Challenge — Output all of the data below exactly as given.

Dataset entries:
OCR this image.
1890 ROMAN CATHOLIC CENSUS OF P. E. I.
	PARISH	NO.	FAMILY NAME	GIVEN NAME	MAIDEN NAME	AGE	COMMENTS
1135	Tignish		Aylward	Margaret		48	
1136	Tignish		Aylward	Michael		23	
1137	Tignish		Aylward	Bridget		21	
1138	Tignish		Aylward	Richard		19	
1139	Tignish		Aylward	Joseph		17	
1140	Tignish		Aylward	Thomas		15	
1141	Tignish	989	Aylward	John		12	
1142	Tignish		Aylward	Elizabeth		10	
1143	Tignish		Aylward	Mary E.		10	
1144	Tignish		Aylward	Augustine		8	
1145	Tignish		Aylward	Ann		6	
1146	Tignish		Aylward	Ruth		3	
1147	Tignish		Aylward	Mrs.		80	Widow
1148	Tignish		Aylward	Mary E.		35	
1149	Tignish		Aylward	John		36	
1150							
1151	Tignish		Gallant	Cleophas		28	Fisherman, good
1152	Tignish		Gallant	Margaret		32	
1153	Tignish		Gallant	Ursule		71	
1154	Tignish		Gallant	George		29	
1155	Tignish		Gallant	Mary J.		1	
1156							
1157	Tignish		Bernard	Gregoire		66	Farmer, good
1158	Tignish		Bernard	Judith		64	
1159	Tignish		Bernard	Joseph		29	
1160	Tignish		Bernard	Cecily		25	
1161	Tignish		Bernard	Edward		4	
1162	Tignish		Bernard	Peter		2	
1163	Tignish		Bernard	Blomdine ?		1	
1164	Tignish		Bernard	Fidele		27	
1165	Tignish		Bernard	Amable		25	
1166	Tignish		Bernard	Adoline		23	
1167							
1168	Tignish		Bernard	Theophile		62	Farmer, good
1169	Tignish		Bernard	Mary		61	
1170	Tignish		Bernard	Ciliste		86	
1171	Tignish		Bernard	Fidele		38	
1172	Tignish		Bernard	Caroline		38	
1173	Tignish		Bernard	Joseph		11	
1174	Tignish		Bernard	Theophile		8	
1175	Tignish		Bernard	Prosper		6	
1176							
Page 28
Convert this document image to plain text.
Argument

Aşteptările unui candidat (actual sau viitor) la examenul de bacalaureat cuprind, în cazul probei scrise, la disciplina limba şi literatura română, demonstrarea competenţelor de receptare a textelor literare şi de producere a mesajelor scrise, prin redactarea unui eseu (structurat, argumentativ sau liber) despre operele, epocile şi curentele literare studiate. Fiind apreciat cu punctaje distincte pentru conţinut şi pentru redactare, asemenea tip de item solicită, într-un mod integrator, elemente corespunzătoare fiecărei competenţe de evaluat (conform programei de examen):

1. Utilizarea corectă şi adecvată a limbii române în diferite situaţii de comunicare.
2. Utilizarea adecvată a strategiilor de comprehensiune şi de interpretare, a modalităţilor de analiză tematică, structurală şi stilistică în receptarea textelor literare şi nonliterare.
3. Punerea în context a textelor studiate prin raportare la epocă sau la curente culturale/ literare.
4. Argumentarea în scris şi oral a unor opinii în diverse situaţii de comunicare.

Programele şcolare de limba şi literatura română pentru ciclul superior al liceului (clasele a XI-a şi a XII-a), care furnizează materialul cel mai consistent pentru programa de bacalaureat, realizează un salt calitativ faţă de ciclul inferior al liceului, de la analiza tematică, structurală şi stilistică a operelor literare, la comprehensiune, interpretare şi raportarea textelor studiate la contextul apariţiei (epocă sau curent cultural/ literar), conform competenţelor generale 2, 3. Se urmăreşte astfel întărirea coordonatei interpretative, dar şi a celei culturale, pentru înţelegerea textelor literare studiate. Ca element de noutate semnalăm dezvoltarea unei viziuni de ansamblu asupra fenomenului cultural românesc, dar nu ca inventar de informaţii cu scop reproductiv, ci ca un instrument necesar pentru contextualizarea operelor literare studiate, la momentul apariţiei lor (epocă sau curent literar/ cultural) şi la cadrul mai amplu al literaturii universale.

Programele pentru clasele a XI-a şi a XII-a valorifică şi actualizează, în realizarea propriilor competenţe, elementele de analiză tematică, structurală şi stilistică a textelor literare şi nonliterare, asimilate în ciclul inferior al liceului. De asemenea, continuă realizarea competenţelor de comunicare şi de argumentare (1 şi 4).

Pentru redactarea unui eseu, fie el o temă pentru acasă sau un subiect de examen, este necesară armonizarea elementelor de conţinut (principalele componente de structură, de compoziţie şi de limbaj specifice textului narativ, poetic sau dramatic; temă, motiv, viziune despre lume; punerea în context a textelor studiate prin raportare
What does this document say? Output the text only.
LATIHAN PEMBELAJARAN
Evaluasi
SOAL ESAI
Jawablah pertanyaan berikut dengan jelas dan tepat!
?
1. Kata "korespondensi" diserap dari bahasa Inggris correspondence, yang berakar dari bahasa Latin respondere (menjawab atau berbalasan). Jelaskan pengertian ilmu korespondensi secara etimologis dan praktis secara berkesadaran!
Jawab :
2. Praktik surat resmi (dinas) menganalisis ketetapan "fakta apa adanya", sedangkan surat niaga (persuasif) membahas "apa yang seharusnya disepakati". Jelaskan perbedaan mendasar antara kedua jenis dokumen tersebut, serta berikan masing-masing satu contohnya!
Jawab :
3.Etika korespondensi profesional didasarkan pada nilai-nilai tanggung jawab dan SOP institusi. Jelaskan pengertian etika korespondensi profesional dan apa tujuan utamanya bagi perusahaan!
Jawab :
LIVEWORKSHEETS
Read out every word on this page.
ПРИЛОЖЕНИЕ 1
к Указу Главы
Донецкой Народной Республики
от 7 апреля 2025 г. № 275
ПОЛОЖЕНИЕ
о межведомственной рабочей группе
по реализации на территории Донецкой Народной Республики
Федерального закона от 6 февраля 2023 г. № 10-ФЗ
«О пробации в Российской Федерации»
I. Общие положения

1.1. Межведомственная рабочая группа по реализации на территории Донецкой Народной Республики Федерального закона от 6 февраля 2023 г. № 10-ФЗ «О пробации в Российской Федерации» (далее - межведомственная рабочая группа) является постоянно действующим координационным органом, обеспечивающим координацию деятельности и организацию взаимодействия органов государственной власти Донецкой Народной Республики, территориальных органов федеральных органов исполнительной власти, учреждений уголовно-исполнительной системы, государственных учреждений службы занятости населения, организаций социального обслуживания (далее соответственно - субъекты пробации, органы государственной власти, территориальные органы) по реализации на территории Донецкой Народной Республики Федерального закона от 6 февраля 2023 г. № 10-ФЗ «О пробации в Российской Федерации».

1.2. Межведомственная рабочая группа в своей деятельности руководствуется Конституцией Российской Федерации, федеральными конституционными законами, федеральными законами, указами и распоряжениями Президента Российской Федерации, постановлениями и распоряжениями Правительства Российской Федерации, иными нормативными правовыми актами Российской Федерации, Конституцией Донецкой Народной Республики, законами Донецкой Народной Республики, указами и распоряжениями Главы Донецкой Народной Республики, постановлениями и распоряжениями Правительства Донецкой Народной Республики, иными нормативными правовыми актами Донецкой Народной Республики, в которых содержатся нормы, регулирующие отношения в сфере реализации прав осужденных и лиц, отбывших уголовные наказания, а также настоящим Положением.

Output —
OCR this image.
1890 ROMAN CATHOLIC CENSUS OF P. E. I.
	PARISH	NO.	FAMILY NAME	GIVEN NAME	MAIDEN NAME	AGE	COMMENTS
1135	Tignish		Aylward	Margaret		48	
1136	Tignish		Aylward	Michael		23	
1137	Tignish		Aylward	Bridget		21	
1138	Tignish		Aylward	Richard		19	
1139	Tignish		Aylward	Joseph		17	
1140	Tignish		Aylward	Thomas		15	
1141	Tignish	989	Aylward	John		12	
1142	Tignish		Aylward	Elizabeth		10	
1143	Tignish		Aylward	Mary E.		10	
1144	Tignish		Aylward	Augustine		8	
1145	Tignish		Aylward	Ann		6	
1146	Tignish		Aylward	Ruth		3	
1147	Tignish		Aylward	Mrs.		80	Widow
1148	Tignish		Aylward	Mary E.		35	
1149	Tignish		Aylward	John		36	
1150							
1151	Tignish		Gallant	Cleophas		28	Fisherman, good
1152	Tignish		Gallant	Margaret		32	
1153	Tignish		Gallant	Ursule		71	
1154	Tignish		Gallant	George		29	
1155	Tignish		Gallant	Mary J.		1	
1156							
1157	Tignish		Bernard	Gregoire		66	Farmer, good
1158	Tignish		Bernard	Judith		64	
1159	Tignish		Bernard	Joseph		29	
1160	Tignish		Bernard	Cecily		25	
1161	Tignish		Bernard	Edward		4	
1162	Tignish		Bernard	Peter		2	
1163	Tignish		Bernard	Blomdine ?		1	
1164	Tignish		Bernard	Fidele		27	
1165	Tignish		Bernard	Amable		25	
1166	Tignish		Bernard	Adoline		23	
1167							
1168	Tignish		Bernard	Theophile		62	Farmer, good
1169	Tignish		Bernard	Mary		61	
1170	Tignish		Bernard	Ciliste		86	
1171	Tignish		Bernard	Fidele		38	
1172	Tignish		Bernard	Caroline		38	
1173	Tignish		Bernard	Joseph		11	
1174	Tignish		Bernard	Theophile		8	
1175	Tignish		Bernard	Prosper		6	
1176							
Page 28
Convert this document image to plain text.
Argument

Aşteptările unui candidat (actual sau viitor) la examenul de bacalaureat cuprind, în cazul probei scrise, la disciplina limba şi literatura română, demonstrarea competenţelor de receptare a textelor literare şi de producere a mesajelor scrise, prin redactarea unui eseu (structurat, argumentativ sau liber) despre operele, epocile şi curentele literare studiate. Fiind apreciat cu punctaje distincte pentru conţinut şi pentru redactare, asemenea tip de item solicită, într-un mod integrator, elemente corespunzătoare fiecărei competenţe de evaluat (conform programei de examen):

1. Utilizarea corectă şi adecvată a limbii române în diferite situaţii de comunicare.
2. Utilizarea adecvată a strategiilor de comprehensiune şi de interpretare, a modalităţilor de analiză tematică, structurală şi stilistică în receptarea textelor literare şi nonliterare.
3. Punerea în context a textelor studiate prin raportare la epocă sau la curente culturale/ literare.
4. Argumentarea în scris şi oral a unor opinii în diverse situaţii de comunicare.

Programele şcolare de limba şi literatura română pentru ciclul superior al liceului (clasele a XI-a şi a XII-a), care furnizează materialul cel mai consistent pentru programa de bacalaureat, realizează un salt calitativ faţă de ciclul inferior al liceului, de la analiza tematică, structurală şi stilistică a operelor literare, la comprehensiune, interpretare şi raportarea textelor studiate la contextul apariţiei (epocă sau curent cultural/ literar), conform competenţelor generale 2, 3. Se urmăreşte astfel întărirea coordonatei interpretative, dar şi a celei culturale, pentru înţelegerea textelor literare studiate. Ca element de noutate semnalăm dezvoltarea unei viziuni de ansamblu asupra fenomenului cultural românesc, dar nu ca inventar de informaţii cu scop reproductiv, ci ca un instrument necesar pentru contextualizarea operelor literare studiate, la momentul apariţiei lor (epocă sau curent literar/ cultural) şi la cadrul mai amplu al literaturii universale.

Programele pentru clasele a XI-a şi a XII-a valorifică şi actualizează, în realizarea propriilor competenţe, elementele de analiză tematică, structurală şi stilistică a textelor literare şi nonliterare, asimilate în ciclul inferior al liceului. De asemenea, continuă realizarea competenţelor de comunicare şi de argumentare (1 şi 4).

Pentru redactarea unui eseu, fie el o temă pentru acasă sau un subiect de examen, este necesară armonizarea elementelor de conţinut (principalele componente de structură, de compoziţie şi de limbaj specifice textului narativ, poetic sau dramatic; temă, motiv, viziune despre lume; punerea în context a textelor studiate prin raportare
What does this document say? Output the text only.
LATIHAN PEMBELAJARAN
Evaluasi
SOAL ESAI
Jawablah pertanyaan berikut dengan jelas dan tepat!
?
1. Kata "korespondensi" diserap dari bahasa Inggris correspondence, yang berakar dari bahasa Latin respondere (menjawab atau berbalasan). Jelaskan pengertian ilmu korespondensi secara etimologis dan praktis secara berkesadaran!
Jawab :
2. Praktik surat resmi (dinas) menganalisis ketetapan "fakta apa adanya", sedangkan surat niaga (persuasif) membahas "apa yang seharusnya disepakati". Jelaskan perbedaan mendasar antara kedua jenis dokumen tersebut, serta berikan masing-masing satu contohnya!
Jawab :
3.Etika korespondensi profesional didasarkan pada nilai-nilai tanggung jawab dan SOP institusi. Jelaskan pengertian etika korespondensi profesional dan apa tujuan utamanya bagi perusahaan!
Jawab :
LIVEWORKSHEETS
Read out every word on this page.
ПРИЛОЖЕНИЕ 1
к Указу Главы
Донецкой Народной Республики
от 7 апреля 2025 г. № 275
ПОЛОЖЕНИЕ
о межведомственной рабочей группе
по реализации на территории Донецкой Народной Республики
Федерального закона от 6 февраля 2023 г. № 10-ФЗ
«О пробации в Российской Федерации»
I. Общие положения

1.1. Межведомственная рабочая группа по реализации на территории Донецкой Народной Республики Федерального закона от 6 февраля 2023 г. № 10-ФЗ «О пробации в Российской Федерации» (далее - межведомственная рабочая группа) является постоянно действующим координационным органом, обеспечивающим координацию деятельности и организацию взаимодействия органов государственной власти Донецкой Народной Республики, территориальных органов федеральных органов исполнительной власти, учреждений уголовно-исполнительной системы, государственных учреждений службы занятости населения, организаций социального обслуживания (далее соответственно - субъекты пробации, органы государственной власти, территориальные органы) по реализации на территории Донецкой Народной Республики Федерального закона от 6 февраля 2023 г. № 10-ФЗ «О пробации в Российской Федерации».

1.2. Межведомственная рабочая группа в своей деятельности руководствуется Конституцией Российской Федерации, федеральными конституционными законами, федеральными законами, указами и распоряжениями Президента Российской Федерации, постановлениями и распоряжениями Правительства Российской Федерации, иными нормативными правовыми актами Российской Федерации, Конституцией Донецкой Народной Республики, законами Донецкой Народной Республики, указами и распоряжениями Главы Донецкой Народной Республики, постановлениями и распоряжениями Правительства Донецкой Народной Республики, иными нормативными правовыми актами Донецкой Народной Республики, в которых содержатся нормы, регулирующие отношения в сфере реализации прав осужденных и лиц, отбывших уголовные наказания, а также настоящим Положением.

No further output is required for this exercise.